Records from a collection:
——
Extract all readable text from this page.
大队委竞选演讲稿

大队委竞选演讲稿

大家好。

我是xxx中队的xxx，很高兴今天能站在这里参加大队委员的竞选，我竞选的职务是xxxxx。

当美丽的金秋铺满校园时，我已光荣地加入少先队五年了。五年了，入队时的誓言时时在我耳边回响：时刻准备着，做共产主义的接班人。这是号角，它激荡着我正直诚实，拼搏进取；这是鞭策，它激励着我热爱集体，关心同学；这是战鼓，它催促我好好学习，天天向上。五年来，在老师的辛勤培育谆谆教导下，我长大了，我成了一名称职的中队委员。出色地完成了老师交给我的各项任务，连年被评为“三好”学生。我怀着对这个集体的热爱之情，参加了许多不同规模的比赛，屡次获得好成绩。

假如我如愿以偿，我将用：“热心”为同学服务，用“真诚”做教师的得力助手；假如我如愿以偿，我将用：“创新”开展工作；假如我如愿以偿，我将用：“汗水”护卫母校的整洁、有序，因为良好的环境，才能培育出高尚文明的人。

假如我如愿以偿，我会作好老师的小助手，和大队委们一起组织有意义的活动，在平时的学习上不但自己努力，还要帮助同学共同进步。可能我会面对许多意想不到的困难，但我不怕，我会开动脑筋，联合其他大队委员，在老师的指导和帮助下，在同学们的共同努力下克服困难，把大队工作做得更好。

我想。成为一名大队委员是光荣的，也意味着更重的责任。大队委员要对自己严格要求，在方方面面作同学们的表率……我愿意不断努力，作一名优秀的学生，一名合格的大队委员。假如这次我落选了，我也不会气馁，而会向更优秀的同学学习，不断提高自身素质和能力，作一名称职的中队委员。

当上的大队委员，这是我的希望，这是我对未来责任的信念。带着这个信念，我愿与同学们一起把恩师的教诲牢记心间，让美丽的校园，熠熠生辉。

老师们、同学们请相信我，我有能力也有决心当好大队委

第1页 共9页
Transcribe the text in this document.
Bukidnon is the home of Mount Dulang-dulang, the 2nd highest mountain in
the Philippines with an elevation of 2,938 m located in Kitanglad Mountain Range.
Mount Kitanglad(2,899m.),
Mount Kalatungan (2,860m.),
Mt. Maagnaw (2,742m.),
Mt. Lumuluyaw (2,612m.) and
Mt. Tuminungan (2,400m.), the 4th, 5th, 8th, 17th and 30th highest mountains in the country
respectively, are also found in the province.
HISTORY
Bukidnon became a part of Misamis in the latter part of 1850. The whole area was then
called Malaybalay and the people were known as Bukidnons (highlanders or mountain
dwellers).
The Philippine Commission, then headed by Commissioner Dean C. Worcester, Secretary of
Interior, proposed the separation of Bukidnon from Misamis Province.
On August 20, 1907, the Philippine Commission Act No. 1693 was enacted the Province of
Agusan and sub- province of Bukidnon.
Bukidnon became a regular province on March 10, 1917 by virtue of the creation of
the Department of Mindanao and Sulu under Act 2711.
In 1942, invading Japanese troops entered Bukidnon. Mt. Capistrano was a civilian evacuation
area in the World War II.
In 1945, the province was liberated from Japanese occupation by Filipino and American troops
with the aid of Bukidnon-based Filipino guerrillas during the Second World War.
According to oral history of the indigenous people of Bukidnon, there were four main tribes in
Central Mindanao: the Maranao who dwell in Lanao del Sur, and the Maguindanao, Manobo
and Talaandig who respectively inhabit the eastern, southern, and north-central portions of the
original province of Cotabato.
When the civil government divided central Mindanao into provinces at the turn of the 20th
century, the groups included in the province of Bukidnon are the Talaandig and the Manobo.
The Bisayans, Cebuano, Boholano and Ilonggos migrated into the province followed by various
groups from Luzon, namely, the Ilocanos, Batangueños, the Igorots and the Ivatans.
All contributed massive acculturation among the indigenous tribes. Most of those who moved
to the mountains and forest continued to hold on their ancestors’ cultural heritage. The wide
——
The exercise: Write out the entries above word for word.

Answer to this task:
Extract all readable text from this page.
大队委竞选演讲稿

大队委竞选演讲稿

大家好。

我是xxx中队的xxx，很高兴今天能站在这里参加大队委员的竞选，我竞选的职务是xxxxx。

当美丽的金秋铺满校园时，我已光荣地加入少先队五年了。五年了，入队时的誓言时时在我耳边回响：时刻准备着，做共产主义的接班人。这是号角，它激荡着我正直诚实，拼搏进取；这是鞭策，它激励着我热爱集体，关心同学；这是战鼓，它催促我好好学习，天天向上。五年来，在老师的辛勤培育谆谆教导下，我长大了，我成了一名称职的中队委员。出色地完成了老师交给我的各项任务，连年被评为“三好”学生。我怀着对这个集体的热爱之情，参加了许多不同规模的比赛，屡次获得好成绩。

假如我如愿以偿，我将用：“热心”为同学服务，用“真诚”做教师的得力助手；假如我如愿以偿，我将用：“创新”开展工作；假如我如愿以偿，我将用：“汗水”护卫母校的整洁、有序，因为良好的环境，才能培育出高尚文明的人。

假如我如愿以偿，我会作好老师的小助手，和大队委们一起组织有意义的活动，在平时的学习上不但自己努力，还要帮助同学共同进步。可能我会面对许多意想不到的困难，但我不怕，我会开动脑筋，联合其他大队委员，在老师的指导和帮助下，在同学们的共同努力下克服困难，把大队工作做得更好。

我想。成为一名大队委员是光荣的，也意味着更重的责任。大队委员要对自己严格要求，在方方面面作同学们的表率……我愿意不断努力，作一名优秀的学生，一名合格的大队委员。假如这次我落选了，我也不会气馁，而会向更优秀的同学学习，不断提高自身素质和能力，作一名称职的中队委员。

当上的大队委员，这是我的希望，这是我对未来责任的信念。带着这个信念，我愿与同学们一起把恩师的教诲牢记心间，让美丽的校园，熠熠生辉。

老师们、同学们请相信我，我有能力也有决心当好大队委

第1页 共9页
Transcribe the text in this document.
Bukidnon is the home of Mount Dulang-dulang, the 2nd highest mountain in
the Philippines with an elevation of 2,938 m located in Kitanglad Mountain Range.
Mount Kitanglad(2,899m.),
Mount Kalatungan (2,860m.),
Mt. Maagnaw (2,742m.),
Mt. Lumuluyaw (2,612m.) and
Mt. Tuminungan (2,400m.), the 4th, 5th, 8th, 17th and 30th highest mountains in the country
respectively, are also found in the province.
HISTORY
Bukidnon became a part of Misamis in the latter part of 1850. The whole area was then
called Malaybalay and the people were known as Bukidnons (highlanders or mountain
dwellers).
The Philippine Commission, then headed by Commissioner Dean C. Worcester, Secretary of
Interior, proposed the separation of Bukidnon from Misamis Province.
On August 20, 1907, the Philippine Commission Act No. 1693 was enacted the Province of
Agusan and sub- province of Bukidnon.
Bukidnon became a regular province on March 10, 1917 by virtue of the creation of
the Department of Mindanao and Sulu under Act 2711.
In 1942, invading Japanese troops entered Bukidnon. Mt. Capistrano was a civilian evacuation
area in the World War II.
In 1945, the province was liberated from Japanese occupation by Filipino and American troops
with the aid of Bukidnon-based Filipino guerrillas during the Second World War.
According to oral history of the indigenous people of Bukidnon, there were four main tribes in
Central Mindanao: the Maranao who dwell in Lanao del Sur, and the Maguindanao, Manobo
and Talaandig who respectively inhabit the eastern, southern, and north-central portions of the
original province of Cotabato.
When the civil government divided central Mindanao into provinces at the turn of the 20th
century, the groups included in the province of Bukidnon are the Talaandig and the Manobo.
The Bisayans, Cebuano, Boholano and Ilonggos migrated into the province followed by various
groups from Luzon, namely, the Ilocanos, Batangueños, the Igorots and the Ivatans.
All contributed massive acculturation among the indigenous tribes. Most of those who moved
to the mountains and forest continued to hold on their ancestors’ cultural heritage. The wide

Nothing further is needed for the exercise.